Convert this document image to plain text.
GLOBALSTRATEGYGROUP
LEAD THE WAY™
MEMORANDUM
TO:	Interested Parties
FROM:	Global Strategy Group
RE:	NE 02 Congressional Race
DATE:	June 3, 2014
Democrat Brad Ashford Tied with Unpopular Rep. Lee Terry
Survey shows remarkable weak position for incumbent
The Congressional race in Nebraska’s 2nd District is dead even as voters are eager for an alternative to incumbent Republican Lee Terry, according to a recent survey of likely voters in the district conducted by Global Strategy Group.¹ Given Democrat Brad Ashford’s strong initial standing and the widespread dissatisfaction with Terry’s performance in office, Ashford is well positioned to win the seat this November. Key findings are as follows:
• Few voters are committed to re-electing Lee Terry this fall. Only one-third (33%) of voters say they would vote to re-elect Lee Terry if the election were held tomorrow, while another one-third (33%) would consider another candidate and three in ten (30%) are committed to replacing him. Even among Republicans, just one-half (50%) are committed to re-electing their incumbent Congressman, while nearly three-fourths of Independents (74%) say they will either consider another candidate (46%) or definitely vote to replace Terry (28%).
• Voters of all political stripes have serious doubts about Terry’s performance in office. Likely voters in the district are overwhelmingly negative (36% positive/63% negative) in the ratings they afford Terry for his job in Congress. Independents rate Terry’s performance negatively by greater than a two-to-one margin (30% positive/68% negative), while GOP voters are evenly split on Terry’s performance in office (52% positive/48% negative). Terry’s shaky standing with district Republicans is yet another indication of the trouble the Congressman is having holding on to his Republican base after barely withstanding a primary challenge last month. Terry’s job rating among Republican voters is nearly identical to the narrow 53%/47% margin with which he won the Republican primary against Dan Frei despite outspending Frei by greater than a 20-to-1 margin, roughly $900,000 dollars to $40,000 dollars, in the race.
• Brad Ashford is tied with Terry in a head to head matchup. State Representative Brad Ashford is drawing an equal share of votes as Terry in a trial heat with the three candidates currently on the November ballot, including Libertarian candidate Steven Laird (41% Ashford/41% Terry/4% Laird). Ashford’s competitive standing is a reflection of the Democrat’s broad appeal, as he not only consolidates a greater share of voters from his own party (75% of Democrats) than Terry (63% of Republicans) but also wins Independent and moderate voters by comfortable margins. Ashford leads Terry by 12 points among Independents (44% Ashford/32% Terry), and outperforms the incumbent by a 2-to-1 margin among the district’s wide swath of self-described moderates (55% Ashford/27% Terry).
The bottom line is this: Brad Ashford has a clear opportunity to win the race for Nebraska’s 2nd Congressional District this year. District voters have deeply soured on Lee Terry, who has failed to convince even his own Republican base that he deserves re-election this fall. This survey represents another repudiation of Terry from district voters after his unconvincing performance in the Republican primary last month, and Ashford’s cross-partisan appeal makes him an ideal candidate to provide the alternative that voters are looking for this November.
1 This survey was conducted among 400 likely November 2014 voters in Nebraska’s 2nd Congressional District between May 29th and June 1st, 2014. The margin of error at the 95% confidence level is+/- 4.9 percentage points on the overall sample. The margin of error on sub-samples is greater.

+++

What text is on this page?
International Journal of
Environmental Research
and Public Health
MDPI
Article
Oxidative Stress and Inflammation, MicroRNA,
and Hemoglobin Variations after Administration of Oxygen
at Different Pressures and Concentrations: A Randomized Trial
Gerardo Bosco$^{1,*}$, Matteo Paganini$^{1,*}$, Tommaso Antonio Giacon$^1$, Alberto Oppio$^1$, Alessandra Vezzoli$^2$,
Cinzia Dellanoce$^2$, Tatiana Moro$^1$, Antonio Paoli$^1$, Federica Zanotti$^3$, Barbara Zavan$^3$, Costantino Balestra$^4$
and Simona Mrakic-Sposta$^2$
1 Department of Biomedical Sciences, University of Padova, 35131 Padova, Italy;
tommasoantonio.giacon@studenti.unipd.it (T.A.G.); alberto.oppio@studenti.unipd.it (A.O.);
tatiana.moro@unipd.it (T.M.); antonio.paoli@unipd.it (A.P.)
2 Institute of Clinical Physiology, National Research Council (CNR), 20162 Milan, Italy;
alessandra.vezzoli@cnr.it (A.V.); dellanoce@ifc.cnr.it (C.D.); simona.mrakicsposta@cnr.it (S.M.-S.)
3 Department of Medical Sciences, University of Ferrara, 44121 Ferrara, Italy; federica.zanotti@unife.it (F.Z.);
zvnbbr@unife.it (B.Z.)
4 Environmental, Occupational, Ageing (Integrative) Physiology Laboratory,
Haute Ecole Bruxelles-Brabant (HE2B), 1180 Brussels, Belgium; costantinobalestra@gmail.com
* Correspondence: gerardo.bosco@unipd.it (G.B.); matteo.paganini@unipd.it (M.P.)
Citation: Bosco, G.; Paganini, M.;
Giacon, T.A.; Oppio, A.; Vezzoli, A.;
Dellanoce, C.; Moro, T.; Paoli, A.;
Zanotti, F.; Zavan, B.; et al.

+++

State the number of lines in the records that contain the string "Environmental", and nothing more.

__Exercise answer__
2